-- DATASET RECORDS follows --

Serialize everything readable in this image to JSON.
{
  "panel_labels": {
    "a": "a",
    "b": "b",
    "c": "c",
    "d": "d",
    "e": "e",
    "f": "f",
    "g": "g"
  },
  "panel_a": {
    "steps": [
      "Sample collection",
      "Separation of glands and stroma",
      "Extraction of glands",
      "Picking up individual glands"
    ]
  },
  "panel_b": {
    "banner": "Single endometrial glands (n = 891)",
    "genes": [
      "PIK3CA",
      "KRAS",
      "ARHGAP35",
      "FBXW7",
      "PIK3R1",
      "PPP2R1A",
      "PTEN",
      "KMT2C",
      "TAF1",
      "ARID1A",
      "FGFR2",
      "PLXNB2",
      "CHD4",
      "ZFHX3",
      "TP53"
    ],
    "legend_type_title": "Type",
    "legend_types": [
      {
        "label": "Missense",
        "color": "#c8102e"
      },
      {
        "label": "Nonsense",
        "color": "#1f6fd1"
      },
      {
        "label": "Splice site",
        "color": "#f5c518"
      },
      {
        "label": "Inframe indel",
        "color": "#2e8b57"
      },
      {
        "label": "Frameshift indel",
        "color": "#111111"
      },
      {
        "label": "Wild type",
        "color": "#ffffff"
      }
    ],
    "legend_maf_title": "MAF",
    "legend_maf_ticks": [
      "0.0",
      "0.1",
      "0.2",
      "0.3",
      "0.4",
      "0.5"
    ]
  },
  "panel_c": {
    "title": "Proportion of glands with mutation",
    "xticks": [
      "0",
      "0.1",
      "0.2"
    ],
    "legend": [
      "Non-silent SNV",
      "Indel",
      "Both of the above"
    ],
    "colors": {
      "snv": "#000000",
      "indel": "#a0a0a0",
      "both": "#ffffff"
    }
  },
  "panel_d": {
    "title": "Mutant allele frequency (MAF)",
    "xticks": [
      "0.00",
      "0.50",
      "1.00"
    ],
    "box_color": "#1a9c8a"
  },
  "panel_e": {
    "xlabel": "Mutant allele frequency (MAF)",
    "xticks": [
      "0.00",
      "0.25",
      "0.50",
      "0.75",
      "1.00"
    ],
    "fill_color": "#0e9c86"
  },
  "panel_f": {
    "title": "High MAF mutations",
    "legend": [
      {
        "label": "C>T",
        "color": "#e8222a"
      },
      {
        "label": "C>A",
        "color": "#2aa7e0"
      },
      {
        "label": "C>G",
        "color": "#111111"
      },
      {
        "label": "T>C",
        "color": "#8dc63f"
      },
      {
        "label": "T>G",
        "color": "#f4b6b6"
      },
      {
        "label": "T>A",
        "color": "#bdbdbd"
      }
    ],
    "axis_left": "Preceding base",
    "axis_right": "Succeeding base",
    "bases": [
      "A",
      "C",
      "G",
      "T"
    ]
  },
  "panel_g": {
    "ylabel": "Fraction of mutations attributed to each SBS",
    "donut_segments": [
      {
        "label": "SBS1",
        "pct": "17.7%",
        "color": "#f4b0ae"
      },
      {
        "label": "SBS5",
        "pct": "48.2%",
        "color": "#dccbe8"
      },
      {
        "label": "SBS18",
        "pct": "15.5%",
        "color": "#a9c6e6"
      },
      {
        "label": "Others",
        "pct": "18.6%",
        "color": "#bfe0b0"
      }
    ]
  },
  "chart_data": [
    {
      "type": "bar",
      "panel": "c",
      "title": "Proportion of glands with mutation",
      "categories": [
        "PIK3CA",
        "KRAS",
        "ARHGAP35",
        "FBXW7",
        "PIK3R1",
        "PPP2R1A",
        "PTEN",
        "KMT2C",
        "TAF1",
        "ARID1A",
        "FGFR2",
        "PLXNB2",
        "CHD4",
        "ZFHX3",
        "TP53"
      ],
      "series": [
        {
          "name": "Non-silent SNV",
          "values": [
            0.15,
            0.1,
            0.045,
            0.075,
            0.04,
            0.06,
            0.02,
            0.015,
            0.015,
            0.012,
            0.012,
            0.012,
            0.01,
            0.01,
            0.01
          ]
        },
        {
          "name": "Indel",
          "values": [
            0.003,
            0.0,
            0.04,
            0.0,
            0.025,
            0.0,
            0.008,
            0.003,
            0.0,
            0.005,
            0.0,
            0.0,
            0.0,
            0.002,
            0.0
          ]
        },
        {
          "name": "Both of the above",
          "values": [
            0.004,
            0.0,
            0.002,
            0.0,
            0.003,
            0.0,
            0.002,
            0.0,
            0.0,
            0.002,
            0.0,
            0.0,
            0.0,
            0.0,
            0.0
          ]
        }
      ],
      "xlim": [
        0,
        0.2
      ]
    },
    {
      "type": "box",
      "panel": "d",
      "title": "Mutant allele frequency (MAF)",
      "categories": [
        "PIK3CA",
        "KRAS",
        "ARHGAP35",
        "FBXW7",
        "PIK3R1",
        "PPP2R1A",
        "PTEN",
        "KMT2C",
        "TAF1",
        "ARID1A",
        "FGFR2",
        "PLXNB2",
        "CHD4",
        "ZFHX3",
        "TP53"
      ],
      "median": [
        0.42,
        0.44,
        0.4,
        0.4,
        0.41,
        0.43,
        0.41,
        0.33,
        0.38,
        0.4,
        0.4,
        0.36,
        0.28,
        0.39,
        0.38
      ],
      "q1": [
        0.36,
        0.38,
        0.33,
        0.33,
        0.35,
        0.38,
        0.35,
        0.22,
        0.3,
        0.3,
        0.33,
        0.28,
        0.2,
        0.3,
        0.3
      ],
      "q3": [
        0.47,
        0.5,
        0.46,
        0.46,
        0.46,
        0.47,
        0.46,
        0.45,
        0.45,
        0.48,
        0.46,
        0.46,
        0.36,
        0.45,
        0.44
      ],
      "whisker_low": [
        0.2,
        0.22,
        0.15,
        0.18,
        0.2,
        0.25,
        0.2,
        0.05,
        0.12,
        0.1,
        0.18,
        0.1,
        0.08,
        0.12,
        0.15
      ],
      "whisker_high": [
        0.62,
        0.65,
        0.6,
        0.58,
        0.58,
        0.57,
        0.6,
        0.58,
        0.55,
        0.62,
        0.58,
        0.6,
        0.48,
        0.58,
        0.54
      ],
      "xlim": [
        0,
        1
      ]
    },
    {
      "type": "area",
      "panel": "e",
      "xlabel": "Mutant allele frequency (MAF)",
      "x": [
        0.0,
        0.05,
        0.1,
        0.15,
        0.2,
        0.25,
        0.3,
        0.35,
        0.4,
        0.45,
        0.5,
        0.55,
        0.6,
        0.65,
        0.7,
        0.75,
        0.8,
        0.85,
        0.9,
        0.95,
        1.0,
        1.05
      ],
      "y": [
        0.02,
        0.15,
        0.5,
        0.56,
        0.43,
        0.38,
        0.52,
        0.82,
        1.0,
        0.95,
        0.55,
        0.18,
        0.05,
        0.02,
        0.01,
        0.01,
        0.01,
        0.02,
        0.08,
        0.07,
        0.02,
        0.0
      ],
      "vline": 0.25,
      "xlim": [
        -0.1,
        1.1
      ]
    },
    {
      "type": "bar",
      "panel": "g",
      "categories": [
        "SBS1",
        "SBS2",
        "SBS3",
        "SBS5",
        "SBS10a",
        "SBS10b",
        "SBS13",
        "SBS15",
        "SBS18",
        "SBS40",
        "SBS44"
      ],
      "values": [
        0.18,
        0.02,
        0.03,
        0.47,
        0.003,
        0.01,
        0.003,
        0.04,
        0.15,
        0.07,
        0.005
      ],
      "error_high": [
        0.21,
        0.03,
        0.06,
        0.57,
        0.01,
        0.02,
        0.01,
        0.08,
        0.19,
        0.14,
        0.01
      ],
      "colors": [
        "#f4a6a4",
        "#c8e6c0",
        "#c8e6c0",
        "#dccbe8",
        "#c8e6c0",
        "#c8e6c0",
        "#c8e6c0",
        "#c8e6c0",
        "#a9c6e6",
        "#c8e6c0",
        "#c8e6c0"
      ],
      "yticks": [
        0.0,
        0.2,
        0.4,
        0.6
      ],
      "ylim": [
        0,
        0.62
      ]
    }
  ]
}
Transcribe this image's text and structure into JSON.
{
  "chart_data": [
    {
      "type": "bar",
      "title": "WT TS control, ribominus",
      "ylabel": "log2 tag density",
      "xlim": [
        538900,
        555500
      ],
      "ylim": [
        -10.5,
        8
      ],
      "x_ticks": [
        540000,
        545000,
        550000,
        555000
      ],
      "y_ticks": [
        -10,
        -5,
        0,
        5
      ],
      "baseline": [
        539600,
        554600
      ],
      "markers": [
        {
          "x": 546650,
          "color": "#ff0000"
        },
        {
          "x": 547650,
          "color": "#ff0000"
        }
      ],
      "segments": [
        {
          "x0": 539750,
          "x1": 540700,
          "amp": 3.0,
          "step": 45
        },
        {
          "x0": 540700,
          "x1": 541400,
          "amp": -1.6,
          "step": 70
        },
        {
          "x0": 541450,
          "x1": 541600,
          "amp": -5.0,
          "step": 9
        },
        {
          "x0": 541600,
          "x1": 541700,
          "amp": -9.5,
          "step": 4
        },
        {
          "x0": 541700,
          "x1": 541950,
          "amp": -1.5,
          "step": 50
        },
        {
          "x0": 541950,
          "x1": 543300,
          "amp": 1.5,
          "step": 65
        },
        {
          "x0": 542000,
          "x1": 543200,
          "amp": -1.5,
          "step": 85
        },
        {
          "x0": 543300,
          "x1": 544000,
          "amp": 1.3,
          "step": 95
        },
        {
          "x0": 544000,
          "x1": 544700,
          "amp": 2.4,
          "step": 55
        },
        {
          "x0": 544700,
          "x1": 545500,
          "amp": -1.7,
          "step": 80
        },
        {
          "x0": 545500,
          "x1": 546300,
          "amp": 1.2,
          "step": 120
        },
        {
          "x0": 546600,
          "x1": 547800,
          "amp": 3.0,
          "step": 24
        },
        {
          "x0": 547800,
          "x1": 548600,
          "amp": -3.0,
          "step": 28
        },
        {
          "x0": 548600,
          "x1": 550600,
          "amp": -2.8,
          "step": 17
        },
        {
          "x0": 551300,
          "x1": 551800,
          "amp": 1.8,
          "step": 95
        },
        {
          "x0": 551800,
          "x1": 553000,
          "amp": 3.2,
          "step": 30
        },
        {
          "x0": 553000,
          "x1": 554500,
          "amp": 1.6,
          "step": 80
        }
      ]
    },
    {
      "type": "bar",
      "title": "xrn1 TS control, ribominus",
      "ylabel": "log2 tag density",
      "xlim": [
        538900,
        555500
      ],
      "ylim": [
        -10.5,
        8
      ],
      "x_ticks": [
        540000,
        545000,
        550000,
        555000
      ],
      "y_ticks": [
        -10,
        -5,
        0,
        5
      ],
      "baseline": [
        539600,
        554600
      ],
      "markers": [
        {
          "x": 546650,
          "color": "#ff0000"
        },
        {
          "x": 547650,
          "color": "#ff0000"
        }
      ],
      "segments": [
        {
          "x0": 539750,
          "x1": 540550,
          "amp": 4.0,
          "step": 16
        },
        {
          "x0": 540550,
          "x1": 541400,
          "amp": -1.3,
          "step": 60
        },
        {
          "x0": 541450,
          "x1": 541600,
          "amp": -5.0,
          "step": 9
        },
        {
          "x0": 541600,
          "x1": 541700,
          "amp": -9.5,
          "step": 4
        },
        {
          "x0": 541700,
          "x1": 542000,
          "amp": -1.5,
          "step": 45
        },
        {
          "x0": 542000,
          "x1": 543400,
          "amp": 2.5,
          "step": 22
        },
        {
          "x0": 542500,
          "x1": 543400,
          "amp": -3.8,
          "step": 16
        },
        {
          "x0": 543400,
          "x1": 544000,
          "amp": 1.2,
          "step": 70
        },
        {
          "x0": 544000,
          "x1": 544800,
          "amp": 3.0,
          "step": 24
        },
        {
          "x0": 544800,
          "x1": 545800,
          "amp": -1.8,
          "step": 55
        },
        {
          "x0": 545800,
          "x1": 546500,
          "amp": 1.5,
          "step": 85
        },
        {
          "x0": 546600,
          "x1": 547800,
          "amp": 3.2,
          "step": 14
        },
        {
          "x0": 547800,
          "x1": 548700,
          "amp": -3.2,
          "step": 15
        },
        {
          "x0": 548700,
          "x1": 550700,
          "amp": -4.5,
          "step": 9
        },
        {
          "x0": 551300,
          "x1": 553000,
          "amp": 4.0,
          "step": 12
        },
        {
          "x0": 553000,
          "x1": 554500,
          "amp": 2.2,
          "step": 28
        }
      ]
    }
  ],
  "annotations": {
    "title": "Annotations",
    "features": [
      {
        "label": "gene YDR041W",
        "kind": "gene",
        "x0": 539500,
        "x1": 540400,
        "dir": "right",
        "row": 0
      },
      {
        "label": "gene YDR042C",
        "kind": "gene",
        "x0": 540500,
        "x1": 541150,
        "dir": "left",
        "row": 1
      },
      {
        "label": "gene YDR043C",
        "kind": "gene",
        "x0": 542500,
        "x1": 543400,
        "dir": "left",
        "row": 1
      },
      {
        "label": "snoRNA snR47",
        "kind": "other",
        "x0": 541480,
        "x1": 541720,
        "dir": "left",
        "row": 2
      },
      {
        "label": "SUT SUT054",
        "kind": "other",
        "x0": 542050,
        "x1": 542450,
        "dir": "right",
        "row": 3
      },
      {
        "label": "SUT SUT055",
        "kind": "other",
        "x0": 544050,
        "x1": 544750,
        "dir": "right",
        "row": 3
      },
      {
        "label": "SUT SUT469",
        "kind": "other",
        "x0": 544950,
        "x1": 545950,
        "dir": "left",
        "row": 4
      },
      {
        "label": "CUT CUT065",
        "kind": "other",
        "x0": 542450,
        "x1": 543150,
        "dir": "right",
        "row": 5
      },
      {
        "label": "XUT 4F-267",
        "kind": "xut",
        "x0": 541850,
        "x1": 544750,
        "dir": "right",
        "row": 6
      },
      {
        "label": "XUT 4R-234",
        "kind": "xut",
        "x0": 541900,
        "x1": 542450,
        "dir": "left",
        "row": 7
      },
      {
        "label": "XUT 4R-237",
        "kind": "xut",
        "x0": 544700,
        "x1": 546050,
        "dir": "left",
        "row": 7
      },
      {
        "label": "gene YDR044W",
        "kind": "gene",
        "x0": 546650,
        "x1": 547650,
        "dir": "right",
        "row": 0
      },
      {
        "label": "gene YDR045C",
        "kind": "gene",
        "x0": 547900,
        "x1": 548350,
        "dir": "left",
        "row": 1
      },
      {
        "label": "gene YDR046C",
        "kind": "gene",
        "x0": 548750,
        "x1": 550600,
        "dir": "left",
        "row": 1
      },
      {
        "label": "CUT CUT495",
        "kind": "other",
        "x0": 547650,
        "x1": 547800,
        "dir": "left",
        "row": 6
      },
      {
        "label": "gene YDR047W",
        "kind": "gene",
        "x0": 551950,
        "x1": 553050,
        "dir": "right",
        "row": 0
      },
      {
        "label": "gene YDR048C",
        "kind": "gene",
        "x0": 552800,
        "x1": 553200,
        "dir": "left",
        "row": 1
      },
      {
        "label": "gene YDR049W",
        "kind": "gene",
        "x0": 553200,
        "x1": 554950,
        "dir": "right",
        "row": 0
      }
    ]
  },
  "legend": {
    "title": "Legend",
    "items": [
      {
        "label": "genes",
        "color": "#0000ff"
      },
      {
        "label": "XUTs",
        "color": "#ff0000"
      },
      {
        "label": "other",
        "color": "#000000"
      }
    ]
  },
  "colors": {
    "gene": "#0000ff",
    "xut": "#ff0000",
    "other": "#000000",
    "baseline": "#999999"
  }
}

-- DATASET RECORDS concluded --

▶ _INSTRUCTIONS FOR THE TASK_
Which lines above contain the word "control"? Show each of them.

▶ _WRITTEN REPLY_
      "title": "WT TS control, ribominus",
      "title": "xrn1 TS control, ribominus",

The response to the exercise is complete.